▸ Data entries for graphics:
________________________________________
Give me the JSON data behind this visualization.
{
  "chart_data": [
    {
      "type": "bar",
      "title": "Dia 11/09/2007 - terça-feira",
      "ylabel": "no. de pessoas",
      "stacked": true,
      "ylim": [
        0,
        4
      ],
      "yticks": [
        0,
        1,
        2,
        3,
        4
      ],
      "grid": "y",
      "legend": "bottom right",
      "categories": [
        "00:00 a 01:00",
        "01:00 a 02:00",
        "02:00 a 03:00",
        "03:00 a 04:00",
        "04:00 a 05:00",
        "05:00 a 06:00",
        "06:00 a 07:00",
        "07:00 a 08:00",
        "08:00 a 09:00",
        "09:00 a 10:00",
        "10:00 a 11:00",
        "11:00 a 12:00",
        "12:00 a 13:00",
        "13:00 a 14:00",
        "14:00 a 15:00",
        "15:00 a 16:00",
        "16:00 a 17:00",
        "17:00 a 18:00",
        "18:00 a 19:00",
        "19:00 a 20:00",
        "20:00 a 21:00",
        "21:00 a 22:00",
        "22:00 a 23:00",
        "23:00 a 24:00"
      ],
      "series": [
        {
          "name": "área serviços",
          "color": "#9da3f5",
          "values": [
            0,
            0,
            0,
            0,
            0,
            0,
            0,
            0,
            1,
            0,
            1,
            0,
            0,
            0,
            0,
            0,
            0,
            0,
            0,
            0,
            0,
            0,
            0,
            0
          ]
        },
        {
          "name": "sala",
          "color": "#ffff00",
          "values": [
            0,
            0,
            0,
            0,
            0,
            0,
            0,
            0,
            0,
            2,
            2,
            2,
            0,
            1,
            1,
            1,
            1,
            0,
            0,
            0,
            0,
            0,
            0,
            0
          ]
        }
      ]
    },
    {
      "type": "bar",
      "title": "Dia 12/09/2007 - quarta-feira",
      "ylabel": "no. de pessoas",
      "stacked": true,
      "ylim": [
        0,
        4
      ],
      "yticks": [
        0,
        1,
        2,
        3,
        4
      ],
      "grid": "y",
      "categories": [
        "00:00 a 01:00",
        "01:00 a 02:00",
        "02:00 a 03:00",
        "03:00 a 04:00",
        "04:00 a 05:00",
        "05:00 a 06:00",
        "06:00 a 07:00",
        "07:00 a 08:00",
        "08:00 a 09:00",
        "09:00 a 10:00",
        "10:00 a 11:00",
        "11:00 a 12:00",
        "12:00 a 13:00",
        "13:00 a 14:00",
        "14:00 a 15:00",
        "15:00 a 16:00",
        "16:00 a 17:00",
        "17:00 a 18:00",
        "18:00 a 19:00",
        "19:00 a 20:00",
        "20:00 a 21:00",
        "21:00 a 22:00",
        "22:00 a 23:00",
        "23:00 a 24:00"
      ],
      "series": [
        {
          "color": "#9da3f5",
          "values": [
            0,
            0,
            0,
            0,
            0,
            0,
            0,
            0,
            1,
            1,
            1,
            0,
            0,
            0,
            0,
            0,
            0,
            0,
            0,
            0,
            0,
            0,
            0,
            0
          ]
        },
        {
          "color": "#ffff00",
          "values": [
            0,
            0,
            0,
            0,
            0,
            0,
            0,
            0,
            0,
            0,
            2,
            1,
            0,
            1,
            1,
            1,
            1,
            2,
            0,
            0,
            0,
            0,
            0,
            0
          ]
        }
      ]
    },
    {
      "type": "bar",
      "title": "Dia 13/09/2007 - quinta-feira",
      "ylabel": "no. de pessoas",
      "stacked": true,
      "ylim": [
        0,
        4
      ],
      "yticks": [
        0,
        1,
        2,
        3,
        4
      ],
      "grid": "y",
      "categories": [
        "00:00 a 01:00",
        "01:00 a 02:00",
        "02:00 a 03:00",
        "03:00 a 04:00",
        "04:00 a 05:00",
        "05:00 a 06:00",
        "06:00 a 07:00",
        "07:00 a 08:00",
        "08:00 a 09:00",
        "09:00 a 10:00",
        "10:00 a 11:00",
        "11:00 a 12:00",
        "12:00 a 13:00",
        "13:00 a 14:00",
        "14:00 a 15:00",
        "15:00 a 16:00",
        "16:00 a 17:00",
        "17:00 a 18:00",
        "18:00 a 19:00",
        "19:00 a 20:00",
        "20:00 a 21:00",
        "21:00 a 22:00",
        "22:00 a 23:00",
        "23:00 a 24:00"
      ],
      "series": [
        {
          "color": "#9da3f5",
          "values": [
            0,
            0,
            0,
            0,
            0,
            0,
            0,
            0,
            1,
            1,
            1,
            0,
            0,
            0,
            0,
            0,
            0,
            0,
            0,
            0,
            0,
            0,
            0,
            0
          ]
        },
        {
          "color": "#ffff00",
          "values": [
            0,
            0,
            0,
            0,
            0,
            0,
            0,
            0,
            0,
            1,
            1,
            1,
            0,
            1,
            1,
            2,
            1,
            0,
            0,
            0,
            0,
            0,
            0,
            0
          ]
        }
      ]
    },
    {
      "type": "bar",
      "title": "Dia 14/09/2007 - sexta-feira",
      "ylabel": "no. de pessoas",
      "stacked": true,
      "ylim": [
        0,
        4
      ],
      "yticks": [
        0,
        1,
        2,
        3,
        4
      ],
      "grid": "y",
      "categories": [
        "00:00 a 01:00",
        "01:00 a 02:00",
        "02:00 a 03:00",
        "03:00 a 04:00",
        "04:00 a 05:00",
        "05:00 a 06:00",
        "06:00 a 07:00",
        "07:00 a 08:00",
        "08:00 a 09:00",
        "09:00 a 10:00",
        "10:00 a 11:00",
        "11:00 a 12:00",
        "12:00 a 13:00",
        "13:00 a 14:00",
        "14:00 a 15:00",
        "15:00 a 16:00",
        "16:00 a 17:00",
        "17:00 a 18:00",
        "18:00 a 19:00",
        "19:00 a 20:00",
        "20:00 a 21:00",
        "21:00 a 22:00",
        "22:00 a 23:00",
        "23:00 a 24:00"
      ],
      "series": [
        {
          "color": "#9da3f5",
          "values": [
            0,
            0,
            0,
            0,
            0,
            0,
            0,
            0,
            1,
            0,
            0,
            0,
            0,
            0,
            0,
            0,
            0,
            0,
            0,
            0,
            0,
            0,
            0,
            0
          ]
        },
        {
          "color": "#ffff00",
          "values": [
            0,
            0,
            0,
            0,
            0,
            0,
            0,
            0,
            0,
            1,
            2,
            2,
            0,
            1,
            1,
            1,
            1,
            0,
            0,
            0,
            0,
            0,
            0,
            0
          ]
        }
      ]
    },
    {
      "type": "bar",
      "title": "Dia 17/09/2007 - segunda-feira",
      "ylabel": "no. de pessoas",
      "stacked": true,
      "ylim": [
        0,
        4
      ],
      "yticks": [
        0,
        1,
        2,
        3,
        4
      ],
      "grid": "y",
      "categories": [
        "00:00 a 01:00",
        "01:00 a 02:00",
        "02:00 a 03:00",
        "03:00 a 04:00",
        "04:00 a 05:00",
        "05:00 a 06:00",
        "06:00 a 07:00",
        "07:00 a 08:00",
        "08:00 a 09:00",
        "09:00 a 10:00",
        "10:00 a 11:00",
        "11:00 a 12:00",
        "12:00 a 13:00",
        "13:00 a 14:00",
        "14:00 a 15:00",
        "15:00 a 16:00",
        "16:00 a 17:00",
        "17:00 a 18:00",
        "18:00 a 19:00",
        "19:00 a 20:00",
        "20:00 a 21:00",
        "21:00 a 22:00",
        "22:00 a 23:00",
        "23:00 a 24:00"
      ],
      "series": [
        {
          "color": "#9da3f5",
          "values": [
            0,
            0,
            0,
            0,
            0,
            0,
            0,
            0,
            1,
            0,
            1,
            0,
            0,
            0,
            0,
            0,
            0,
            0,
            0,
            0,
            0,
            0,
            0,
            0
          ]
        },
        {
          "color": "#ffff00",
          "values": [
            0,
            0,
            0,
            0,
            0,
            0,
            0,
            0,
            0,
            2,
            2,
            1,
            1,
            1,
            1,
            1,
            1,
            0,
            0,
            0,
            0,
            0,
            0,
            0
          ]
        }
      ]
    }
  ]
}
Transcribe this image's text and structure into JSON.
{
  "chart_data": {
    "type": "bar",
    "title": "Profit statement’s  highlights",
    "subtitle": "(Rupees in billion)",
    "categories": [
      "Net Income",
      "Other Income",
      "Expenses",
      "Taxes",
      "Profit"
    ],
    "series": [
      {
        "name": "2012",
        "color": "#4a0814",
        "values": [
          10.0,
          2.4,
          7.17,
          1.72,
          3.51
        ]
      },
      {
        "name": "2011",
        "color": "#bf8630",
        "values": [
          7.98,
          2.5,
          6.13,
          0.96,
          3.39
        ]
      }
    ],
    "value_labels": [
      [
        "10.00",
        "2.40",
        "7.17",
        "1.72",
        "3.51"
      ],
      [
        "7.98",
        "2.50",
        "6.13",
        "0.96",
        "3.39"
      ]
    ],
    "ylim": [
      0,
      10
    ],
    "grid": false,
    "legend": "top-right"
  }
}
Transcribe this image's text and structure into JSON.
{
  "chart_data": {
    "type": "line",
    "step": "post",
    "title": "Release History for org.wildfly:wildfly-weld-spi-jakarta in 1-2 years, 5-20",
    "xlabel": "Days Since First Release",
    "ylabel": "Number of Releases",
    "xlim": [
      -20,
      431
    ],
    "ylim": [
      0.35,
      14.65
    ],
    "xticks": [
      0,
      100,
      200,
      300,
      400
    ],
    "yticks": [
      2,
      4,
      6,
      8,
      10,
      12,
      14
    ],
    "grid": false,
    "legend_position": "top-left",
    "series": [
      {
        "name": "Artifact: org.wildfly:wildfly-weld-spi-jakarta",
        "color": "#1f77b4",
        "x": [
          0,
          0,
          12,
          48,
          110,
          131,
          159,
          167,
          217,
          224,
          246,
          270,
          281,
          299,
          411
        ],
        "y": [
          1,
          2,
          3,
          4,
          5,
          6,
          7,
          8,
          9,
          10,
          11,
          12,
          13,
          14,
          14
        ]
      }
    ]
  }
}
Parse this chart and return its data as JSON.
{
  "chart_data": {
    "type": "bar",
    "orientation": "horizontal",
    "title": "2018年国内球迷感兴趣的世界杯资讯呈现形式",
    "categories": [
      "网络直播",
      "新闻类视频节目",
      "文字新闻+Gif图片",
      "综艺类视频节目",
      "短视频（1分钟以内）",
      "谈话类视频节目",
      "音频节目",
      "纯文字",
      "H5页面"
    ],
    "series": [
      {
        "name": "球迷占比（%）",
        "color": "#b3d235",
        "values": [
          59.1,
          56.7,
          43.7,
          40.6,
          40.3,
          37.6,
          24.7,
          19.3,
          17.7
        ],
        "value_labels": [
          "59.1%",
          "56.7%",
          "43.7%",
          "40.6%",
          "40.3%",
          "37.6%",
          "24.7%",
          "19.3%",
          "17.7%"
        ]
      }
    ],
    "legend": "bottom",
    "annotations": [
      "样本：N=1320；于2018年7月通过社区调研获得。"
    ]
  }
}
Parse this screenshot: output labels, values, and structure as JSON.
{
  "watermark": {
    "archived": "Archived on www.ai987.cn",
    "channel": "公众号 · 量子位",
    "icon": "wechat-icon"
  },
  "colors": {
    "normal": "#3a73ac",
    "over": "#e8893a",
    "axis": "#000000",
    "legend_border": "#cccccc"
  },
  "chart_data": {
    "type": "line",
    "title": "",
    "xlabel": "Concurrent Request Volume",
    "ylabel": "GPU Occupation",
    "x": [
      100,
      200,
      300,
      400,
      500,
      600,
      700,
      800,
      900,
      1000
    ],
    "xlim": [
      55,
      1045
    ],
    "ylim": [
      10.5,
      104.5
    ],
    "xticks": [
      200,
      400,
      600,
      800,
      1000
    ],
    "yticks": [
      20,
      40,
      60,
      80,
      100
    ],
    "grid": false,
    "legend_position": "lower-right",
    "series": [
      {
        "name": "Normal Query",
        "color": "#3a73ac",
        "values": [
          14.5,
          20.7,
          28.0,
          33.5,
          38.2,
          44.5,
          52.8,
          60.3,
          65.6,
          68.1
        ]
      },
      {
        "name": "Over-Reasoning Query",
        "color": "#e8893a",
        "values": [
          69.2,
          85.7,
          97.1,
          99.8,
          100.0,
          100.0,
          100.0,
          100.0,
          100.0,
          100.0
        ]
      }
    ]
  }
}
________________________________________
▸ Exercise brief: Copy exactly the lines above, from the one containing "Parse this screenshot: output" through the very last line.

▸ The answer:
Parse this screenshot: output labels, values, and structure as JSON.
{
  "watermark": {
    "archived": "Archived on www.ai987.cn",
    "channel": "公众号 · 量子位",
    "icon": "wechat-icon"
  },
  "colors": {
    "normal": "#3a73ac",
    "over": "#e8893a",
    "axis": "#000000",
    "legend_border": "#cccccc"
  },
  "chart_data": {
    "type": "line",
    "title": "",
    "xlabel": "Concurrent Request Volume",
    "ylabel": "GPU Occupation",
    "x": [
      100,
      200,
      300,
      400,
      500,
      600,
      700,
      800,
      900,
      1000
    ],
    "xlim": [
      55,
      1045
    ],
    "ylim": [
      10.5,
      104.5
    ],
    "xticks": [
      200,
      400,
      600,
      800,
      1000
    ],
    "yticks": [
      20,
      40,
      60,
      80,
      100
    ],
    "grid": false,
    "legend_position": "lower-right",
    "series": [
      {
        "name": "Normal Query",
        "color": "#3a73ac",
        "values": [
          14.5,
          20.7,
          28.0,
          33.5,
          38.2,
          44.5,
          52.8,
          60.3,
          65.6,
          68.1
        ]
      },
      {
        "name": "Over-Reasoning Query",
        "color": "#e8893a",
        "values": [
          69.2,
          85.7,
          97.1,
          99.8,
          100.0,
          100.0,
          100.0,
          100.0,
          100.0,
          100.0
        ]
      }
    ]
  }
}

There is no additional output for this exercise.